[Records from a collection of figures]
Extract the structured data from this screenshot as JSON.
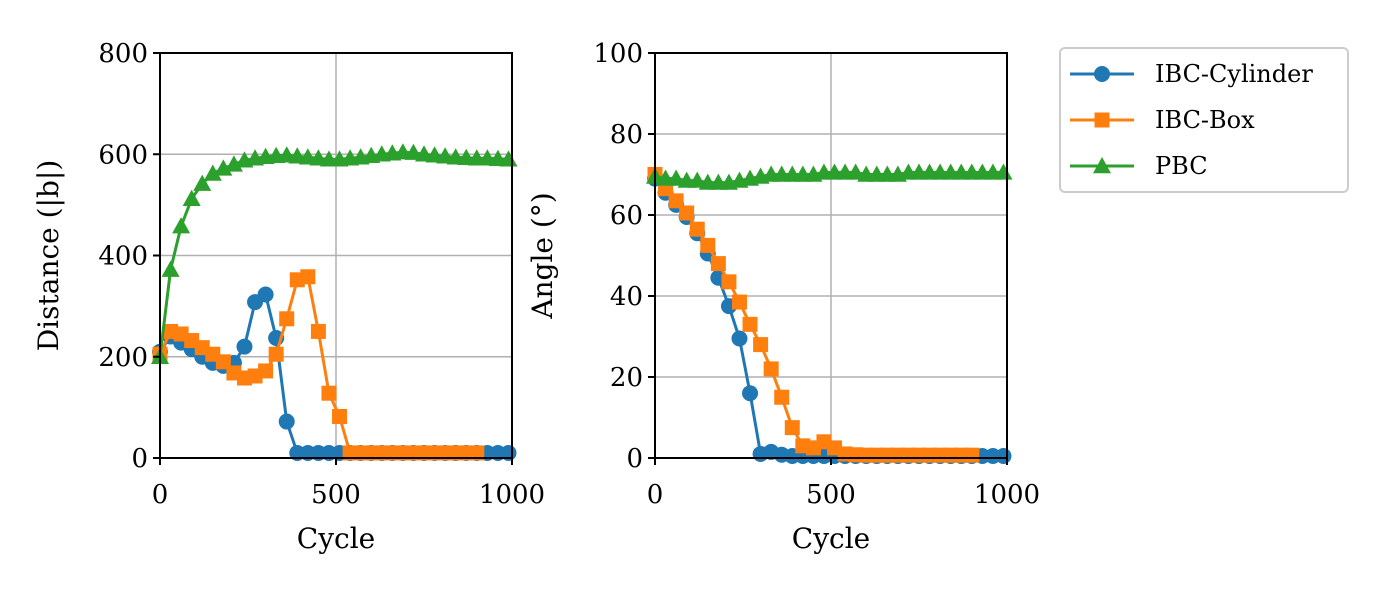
{
  "legend": {
    "entries": [
      {
        "label": "IBC-Cylinder",
        "color": "#1f77b4",
        "marker": "circle"
      },
      {
        "label": "IBC-Box",
        "color": "#ff7f0e",
        "marker": "square"
      },
      {
        "label": "PBC",
        "color": "#2ca02c",
        "marker": "triangle"
      }
    ]
  },
  "chart_data": [
    {
      "type": "line",
      "xlabel": "Cycle",
      "ylabel": "Distance (|b|)",
      "xlim": [
        0,
        1000
      ],
      "ylim": [
        0,
        800
      ],
      "xticks": [
        0,
        500,
        1000
      ],
      "yticks": [
        0,
        200,
        400,
        600,
        800
      ],
      "grid": true,
      "x": [
        0,
        30,
        60,
        90,
        120,
        150,
        180,
        210,
        240,
        270,
        300,
        330,
        360,
        390,
        420,
        450,
        480,
        510,
        540,
        570,
        600,
        630,
        660,
        690,
        720,
        750,
        780,
        810,
        840,
        870,
        900,
        930,
        960,
        990
      ],
      "series": [
        {
          "name": "IBC-Cylinder",
          "color": "#1f77b4",
          "marker": "circle",
          "values": [
            210,
            240,
            228,
            215,
            200,
            188,
            182,
            188,
            220,
            308,
            323,
            237,
            72,
            10,
            10,
            10,
            10,
            10,
            10,
            10,
            10,
            10,
            10,
            10,
            10,
            10,
            10,
            10,
            10,
            10,
            10,
            10,
            10,
            10
          ]
        },
        {
          "name": "IBC-Box",
          "color": "#ff7f0e",
          "marker": "square",
          "x": [
            0,
            30,
            60,
            90,
            120,
            150,
            180,
            210,
            240,
            270,
            300,
            330,
            360,
            390,
            420,
            450,
            480,
            510,
            540,
            570,
            600,
            630,
            660,
            690,
            720,
            750,
            780,
            810,
            840,
            870,
            900
          ],
          "values": [
            205,
            250,
            245,
            232,
            218,
            205,
            190,
            168,
            158,
            162,
            172,
            205,
            275,
            352,
            358,
            250,
            128,
            82,
            10,
            10,
            10,
            10,
            10,
            10,
            10,
            10,
            10,
            10,
            10,
            10,
            10
          ]
        },
        {
          "name": "PBC",
          "color": "#2ca02c",
          "marker": "triangle",
          "values": [
            200,
            372,
            458,
            512,
            542,
            562,
            572,
            580,
            588,
            592,
            595,
            597,
            598,
            596,
            594,
            592,
            590,
            590,
            592,
            594,
            597,
            600,
            602,
            604,
            603,
            600,
            598,
            596,
            594,
            593,
            592,
            592,
            591,
            590
          ]
        }
      ]
    },
    {
      "type": "line",
      "xlabel": "Cycle",
      "ylabel": "Angle (°)",
      "xlim": [
        0,
        1000
      ],
      "ylim": [
        0,
        100
      ],
      "xticks": [
        0,
        500,
        1000
      ],
      "yticks": [
        0,
        20,
        40,
        60,
        80,
        100
      ],
      "grid": true,
      "x": [
        0,
        30,
        60,
        90,
        120,
        150,
        180,
        210,
        240,
        270,
        300,
        330,
        360,
        390,
        420,
        450,
        480,
        510,
        540,
        570,
        600,
        630,
        660,
        690,
        720,
        750,
        780,
        810,
        840,
        870,
        900,
        930,
        960,
        990
      ],
      "series": [
        {
          "name": "IBC-Cylinder",
          "color": "#1f77b4",
          "marker": "circle",
          "values": [
            69,
            65.5,
            62.5,
            59.5,
            55.5,
            50.5,
            44.5,
            37.5,
            29.5,
            16,
            1,
            1.5,
            0.8,
            0.5,
            0.5,
            0.5,
            0.5,
            0.5,
            0.5,
            0.5,
            0.5,
            0.5,
            0.5,
            0.5,
            0.5,
            0.5,
            0.5,
            0.5,
            0.5,
            0.5,
            0.5,
            0.5,
            0.5,
            0.5
          ]
        },
        {
          "name": "IBC-Box",
          "color": "#ff7f0e",
          "marker": "square",
          "x": [
            0,
            30,
            60,
            90,
            120,
            150,
            180,
            210,
            240,
            270,
            300,
            330,
            360,
            390,
            420,
            450,
            480,
            510,
            540,
            570,
            600,
            630,
            660,
            690,
            720,
            750,
            780,
            810,
            840,
            870,
            900
          ],
          "values": [
            70,
            66.5,
            63.5,
            60.5,
            56.5,
            52.5,
            48,
            43.5,
            38.5,
            33,
            28,
            22,
            15,
            7.5,
            3,
            2.5,
            4,
            2.5,
            1,
            0.8,
            0.7,
            0.7,
            0.7,
            0.7,
            0.7,
            0.7,
            0.7,
            0.7,
            0.7,
            0.7,
            0.7
          ]
        },
        {
          "name": "PBC",
          "color": "#2ca02c",
          "marker": "triangle",
          "values": [
            69.5,
            69,
            69,
            68.5,
            68.5,
            68,
            68,
            68,
            68.5,
            69,
            69.5,
            70,
            70,
            70,
            70,
            70,
            70.5,
            70.5,
            70.5,
            70.5,
            70,
            70,
            70,
            70,
            70.5,
            70.5,
            70.5,
            70.5,
            70.5,
            70.5,
            70.5,
            70.5,
            70.5,
            70.5
          ]
        }
      ]
    }
  ]
}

[WHAT TO PRODUCE]
Leave out the pictures and print each record exactly as it stands.

[COMPLETED TASK]
Extract the structured data from this screenshot as JSON.
{
  "legend": {
    "entries": [
      {
        "label": "IBC-Cylinder",
        "color": "#1f77b4",
        "marker": "circle"
      },
      {
        "label": "IBC-Box",
        "color": "#ff7f0e",
        "marker": "square"
      },
      {
        "label": "PBC",
        "color": "#2ca02c",
        "marker": "triangle"
      }
    ]
  },
  "chart_data": [
    {
      "type": "line",
      "xlabel": "Cycle",
      "ylabel": "Distance (|b|)",
      "xlim": [
        0,
        1000
      ],
      "ylim": [
        0,
        800
      ],
      "xticks": [
        0,
        500,
        1000
      ],
      "yticks": [
        0,
        200,
        400,
        600,
        800
      ],
      "grid": true,
      "x": [
        0,
        30,
        60,
        90,
        120,
        150,
        180,
        210,
        240,
        270,
        300,
        330,
        360,
        390,
        420,
        450,
        480,
        510,
        540,
        570,
        600,
        630,
        660,
        690,
        720,
        750,
        780,
        810,
        840,
        870,
        900,
        930,
        960,
        990
      ],
      "series": [
        {
          "name": "IBC-Cylinder",
          "color": "#1f77b4",
          "marker": "circle",
          "values": [
            210,
            240,
            228,
            215,
            200,
            188,
            182,
            188,
            220,
            308,
            323,
            237,
            72,
            10,
            10,
            10,
            10,
            10,
            10,
            10,
            10,
            10,
            10,
            10,
            10,
            10,
            10,
            10,
            10,
            10,
            10,
            10,
            10,
            10
          ]
        },
        {
          "name": "IBC-Box",
          "color": "#ff7f0e",
          "marker": "square",
          "x": [
            0,
            30,
            60,
            90,
            120,
            150,
            180,
            210,
            240,
            270,
            300,
            330,
            360,
            390,
            420,
            450,
            480,
            510,
            540,
            570,
            600,
            630,
            660,
            690,
            720,
            750,
            780,
            810,
            840,
            870,
            900
          ],
          "values": [
            205,
            250,
            245,
            232,
            218,
            205,
            190,
            168,
            158,
            162,
            172,
            205,
            275,
            352,
            358,
            250,
            128,
            82,
            10,
            10,
            10,
            10,
            10,
            10,
            10,
            10,
            10,
            10,
            10,
            10,
            10
          ]
        },
        {
          "name": "PBC",
          "color": "#2ca02c",
          "marker": "triangle",
          "values": [
            200,
            372,
            458,
            512,
            542,
            562,
            572,
            580,
            588,
            592,
            595,
            597,
            598,
            596,
            594,
            592,
            590,
            590,
            592,
            594,
            597,
            600,
            602,
            604,
            603,
            600,
            598,
            596,
            594,
            593,
            592,
            592,
            591,
            590
          ]
        }
      ]
    },
    {
      "type": "line",
      "xlabel": "Cycle",
      "ylabel": "Angle (°)",
      "xlim": [
        0,
        1000
      ],
      "ylim": [
        0,
        100
      ],
      "xticks": [
        0,
        500,
        1000
      ],
      "yticks": [
        0,
        20,
        40,
        60,
        80,
        100
      ],
      "grid": true,
      "x": [
        0,
        30,
        60,
        90,
        120,
        150,
        180,
        210,
        240,
        270,
        300,
        330,
        360,
        390,
        420,
        450,
        480,
        510,
        540,
        570,
        600,
        630,
        660,
        690,
        720,
        750,
        780,
        810,
        840,
        870,
        900,
        930,
        960,
        990
      ],
      "series": [
        {
          "name": "IBC-Cylinder",
          "color": "#1f77b4",
          "marker": "circle",
          "values": [
            69,
            65.5,
            62.5,
            59.5,
            55.5,
            50.5,
            44.5,
            37.5,
            29.5,
            16,
            1,
            1.5,
            0.8,
            0.5,
            0.5,
            0.5,
            0.5,
            0.5,
            0.5,
            0.5,
            0.5,
            0.5,
            0.5,
            0.5,
            0.5,
            0.5,
            0.5,
            0.5,
            0.5,
            0.5,
            0.5,
            0.5,
            0.5,
            0.5
          ]
        },
        {
          "name": "IBC-Box",
          "color": "#ff7f0e",
          "marker": "square",
          "x": [
            0,
            30,
            60,
            90,
            120,
            150,
            180,
            210,
            240,
            270,
            300,
            330,
            360,
            390,
            420,
            450,
            480,
            510,
            540,
            570,
            600,
            630,
            660,
            690,
            720,
            750,
            780,
            810,
            840,
            870,
            900
          ],
          "values": [
            70,
            66.5,
            63.5,
            60.5,
            56.5,
            52.5,
            48,
            43.5,
            38.5,
            33,
            28,
            22,
            15,
            7.5,
            3,
            2.5,
            4,
            2.5,
            1,
            0.8,
            0.7,
            0.7,
            0.7,
            0.7,
            0.7,
            0.7,
            0.7,
            0.7,
            0.7,
            0.7,
            0.7
          ]
        },
        {
          "name": "PBC",
          "color": "#2ca02c",
          "marker": "triangle",
          "values": [
            69.5,
            69,
            69,
            68.5,
            68.5,
            68,
            68,
            68,
            68.5,
            69,
            69.5,
            70,
            70,
            70,
            70,
            70,
            70.5,
            70.5,
            70.5,
            70.5,
            70,
            70,
            70,
            70,
            70.5,
            70.5,
            70.5,
            70.5,
            70.5,
            70.5,
            70.5,
            70.5,
            70.5,
            70.5
          ]
        }
      ]
    }
  ]
}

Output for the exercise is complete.